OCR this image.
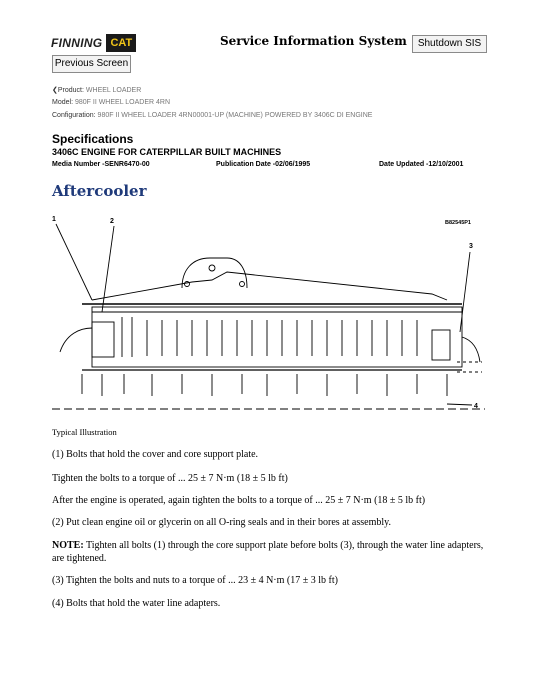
FINNING CAT	Service Information System	Shutdown SIS
Previous Screen
❮Product: WHEEL LOADER
Model: 980F II WHEEL LOADER 4RN
Configuration: 980F II WHEEL LOADER 4RN00001-UP (MACHINE) POWERED BY 3406C DI ENGINE
Specifications
3406C ENGINE FOR CATERPILLAR BUILT MACHINES
Media Number -SENR6470-00	Publication Date -02/06/1995	Date Updated -12/10/2001
Aftercooler
1	2
3
4
B82545P1
Typical Illustration
(1) Bolts that hold the cover and core support plate.
Tighten the bolts to a torque of ... 25 ± 7 N·m (18 ± 5 lb ft)
After the engine is operated, again tighten the bolts to a torque of ... 25 ± 7 N·m (18 ± 5 lb ft)
(2) Put clean engine oil or glycerin on all O-ring seals and in their bores at assembly.
NOTE: Tighten all bolts (1) through the core support plate before bolts (3), through the water line adapters, are tightened.
(3) Tighten the bolts and nuts to a torque of ... 23 ± 4 N·m (17 ± 3 lb ft)
(4) Bolts that hold the water line adapters.
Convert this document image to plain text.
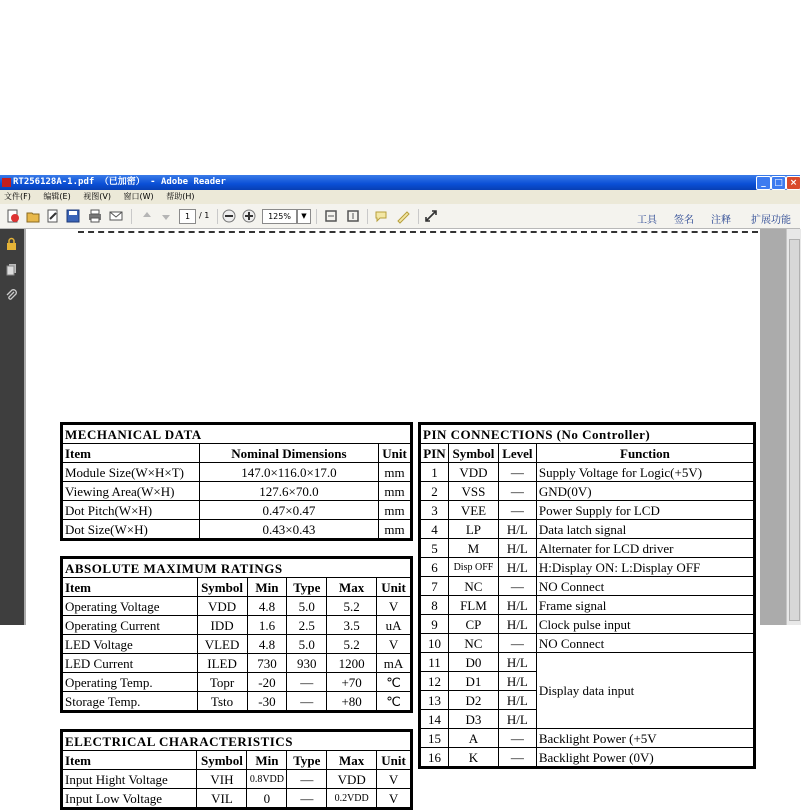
RT256128A-1.pdf （已加密） - Adobe Reader	_ □ ×
文件(F) 编辑(E) 视图(V) 窗口(W) 帮助(H)
1	/ 1	125%	▼	工具 签名 注释 扩展功能
MECHANICAL DATA		
Item	Nominal Dimensions	Unit
Module Size(W×H×T)	147.0×116.0×17.0	mm
Viewing Area(W×H)	127.6×70.0	mm
Dot Pitch(W×H)	0.47×0.47	mm
Dot Size(W×H)	0.43×0.43	mm
ABSOLUTE MAXIMUM RATINGS					
Item	Symbol	Min	Type	Max	Unit
Operating Voltage	VDD	4.8	5.0	5.2	V
Operating Current	IDD	1.6	2.5	3.5	uA
LED Voltage	VLED	4.8	5.0	5.2	V
LED Current	ILED	730	930	1200	mA
Operating Temp.	Topr	-20	—	+70	℃
Storage Temp.	Tsto	-30	—	+80	℃
ELECTRICAL CHARACTERISTICS					
Item	Symbol	Min	Type	Max	Unit
Input Hight Voltage	VIH	0.8VDD	—	VDD	V
Input Low Voltage	VIL	0	—	0.2VDD	V
PIN CONNECTIONS (No Controller)			
PIN	Symbol	Level	Function
1	VDD	—	Supply Voltage for Logic(+5V)
2	VSS	—	GND(0V)
3	VEE	—	Power Supply for LCD
4	LP	H/L	Data latch signal
5	M	H/L	Alternater for LCD driver
6	Disp OFF	H/L	H:Display ON: L:Display OFF
7	NC	—	NO Connect
8	FLM	H/L	Frame signal
9	CP	H/L	Clock pulse input
10	NC	—	NO Connect
11	D0	H/L	Display data input
12	D1	H/L	
13	D2	H/L	
14	D3	H/L	
15	A	—	Backlight Power (+5V
16	K	—	Backlight Power (0V)
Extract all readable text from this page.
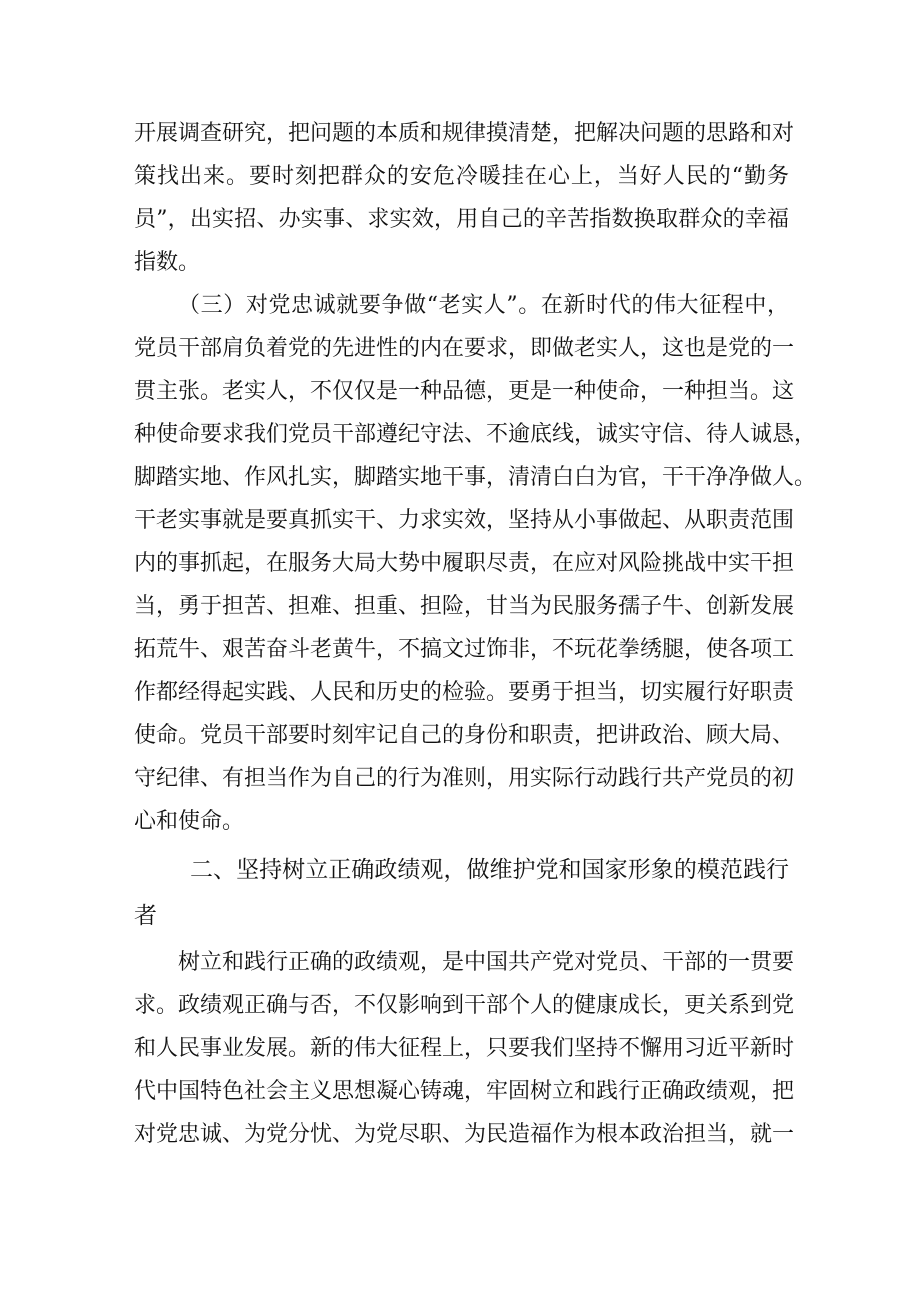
开展调查研究，把问题的本质和规律摸清楚，把解决问题的思路和对
策找出来。要时刻把群众的安危冷暖挂在心上，当好人民的“勤务
员”，出实招、办实事、求实效，用自己的辛苦指数换取群众的幸福
指数。
（三）对党忠诚就要争做“老实人”。在新时代的伟大征程中，
党员干部肩负着党的先进性的内在要求，即做老实人，这也是党的一
贯主张。老实人，不仅仅是一种品德，更是一种使命，一种担当。这
种使命要求我们党员干部遵纪守法、不逾底线，诚实守信、待人诚恳，
脚踏实地、作风扎实，脚踏实地干事，清清白白为官，干干净净做人。
干老实事就是要真抓实干、力求实效，坚持从小事做起、从职责范围
内的事抓起，在服务大局大势中履职尽责，在应对风险挑战中实干担
当，勇于担苦、担难、担重、担险，甘当为民服务孺子牛、创新发展
拓荒牛、艰苦奋斗老黄牛，不搞文过饰非，不玩花拳绣腿，使各项工
作都经得起实践、人民和历史的检验。要勇于担当，切实履行好职责
使命。党员干部要时刻牢记自己的身份和职责，把讲政治、顾大局、
守纪律、有担当作为自己的行为准则，用实际行动践行共产党员的初
心和使命。
二、坚持树立正确政绩观，做维护党和国家形象的模范践行
者
树立和践行正确的政绩观，是中国共产党对党员、干部的一贯要
求。政绩观正确与否，不仅影响到干部个人的健康成长，更关系到党
和人民事业发展。新的伟大征程上，只要我们坚持不懈用习近平新时
代中国特色社会主义思想凝心铸魂，牢固树立和践行正确政绩观，把
对党忠诚、为党分忧、为党尽职、为民造福作为根本政治担当，就一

• _TASK OBJECTIVE_
Skip the pictures and transcribe the rest of the records exactly.

• _RESULT OF THE TASK_
OCR this image.
FINNING CAT	Service Information System	Shutdown SIS
Previous Screen
❮Product: WHEEL LOADER
Model: 980F II WHEEL LOADER 4RN
Configuration: 980F II WHEEL LOADER 4RN00001-UP (MACHINE) POWERED BY 3406C DI ENGINE
Specifications
3406C ENGINE FOR CATERPILLAR BUILT MACHINES
Media Number -SENR6470-00	Publication Date -02/06/1995	Date Updated -12/10/2001
Aftercooler
1	2
3
4
B82545P1
Typical Illustration
(1) Bolts that hold the cover and core support plate.
Tighten the bolts to a torque of ... 25 ± 7 N·m (18 ± 5 lb ft)
After the engine is operated, again tighten the bolts to a torque of ... 25 ± 7 N·m (18 ± 5 lb ft)
(2) Put clean engine oil or glycerin on all O-ring seals and in their bores at assembly.
NOTE: Tighten all bolts (1) through the core support plate before bolts (3), through the water line adapters, are tightened.
(3) Tighten the bolts and nuts to a torque of ... 23 ± 4 N·m (17 ± 3 lb ft)
(4) Bolts that hold the water line adapters.
Convert this document image to plain text.
RT256128A-1.pdf （已加密） - Adobe Reader	_ □ ×
文件(F) 编辑(E) 视图(V) 窗口(W) 帮助(H)
1	/ 1	125%	▼	工具 签名 注释 扩展功能
MECHANICAL DATA		
Item	Nominal Dimensions	Unit
Module Size(W×H×T)	147.0×116.0×17.0	mm
Viewing Area(W×H)	127.6×70.0	mm
Dot Pitch(W×H)	0.47×0.47	mm
Dot Size(W×H)	0.43×0.43	mm
ABSOLUTE MAXIMUM RATINGS					
Item	Symbol	Min	Type	Max	Unit
Operating Voltage	VDD	4.8	5.0	5.2	V
Operating Current	IDD	1.6	2.5	3.5	uA
LED Voltage	VLED	4.8	5.0	5.2	V
LED Current	ILED	730	930	1200	mA
Operating Temp.	Topr	-20	—	+70	℃
Storage Temp.	Tsto	-30	—	+80	℃
ELECTRICAL CHARACTERISTICS					
Item	Symbol	Min	Type	Max	Unit
Input Hight Voltage	VIH	0.8VDD	—	VDD	V
Input Low Voltage	VIL	0	—	0.2VDD	V
PIN CONNECTIONS (No Controller)			
PIN	Symbol	Level	Function
1	VDD	—	Supply Voltage for Logic(+5V)
2	VSS	—	GND(0V)
3	VEE	—	Power Supply for LCD
4	LP	H/L	Data latch signal
5	M	H/L	Alternater for LCD driver
6	Disp OFF	H/L	H:Display ON: L:Display OFF
7	NC	—	NO Connect
8	FLM	H/L	Frame signal
9	CP	H/L	Clock pulse input
10	NC	—	NO Connect
11	D0	H/L	Display data input
12	D1	H/L	
13	D2	H/L	
14	D3	H/L	
15	A	—	Backlight Power (+5V
16	K	—	Backlight Power (0V)
Extract all readable text from this page.
开展调查研究，把问题的本质和规律摸清楚，把解决问题的思路和对
策找出来。要时刻把群众的安危冷暖挂在心上，当好人民的“勤务
员”，出实招、办实事、求实效，用自己的辛苦指数换取群众的幸福
指数。
（三）对党忠诚就要争做“老实人”。在新时代的伟大征程中，
党员干部肩负着党的先进性的内在要求，即做老实人，这也是党的一
贯主张。老实人，不仅仅是一种品德，更是一种使命，一种担当。这
种使命要求我们党员干部遵纪守法、不逾底线，诚实守信、待人诚恳，
脚踏实地、作风扎实，脚踏实地干事，清清白白为官，干干净净做人。
干老实事就是要真抓实干、力求实效，坚持从小事做起、从职责范围
内的事抓起，在服务大局大势中履职尽责，在应对风险挑战中实干担
当，勇于担苦、担难、担重、担险，甘当为民服务孺子牛、创新发展
拓荒牛、艰苦奋斗老黄牛，不搞文过饰非，不玩花拳绣腿，使各项工
作都经得起实践、人民和历史的检验。要勇于担当，切实履行好职责
使命。党员干部要时刻牢记自己的身份和职责，把讲政治、顾大局、
守纪律、有担当作为自己的行为准则，用实际行动践行共产党员的初
心和使命。
二、坚持树立正确政绩观，做维护党和国家形象的模范践行
者
树立和践行正确的政绩观，是中国共产党对党员、干部的一贯要
求。政绩观正确与否，不仅影响到干部个人的健康成长，更关系到党
和人民事业发展。新的伟大征程上，只要我们坚持不懈用习近平新时
代中国特色社会主义思想凝心铸魂，牢固树立和践行正确政绩观，把
对党忠诚、为党分忧、为党尽职、为民造福作为根本政治担当，就一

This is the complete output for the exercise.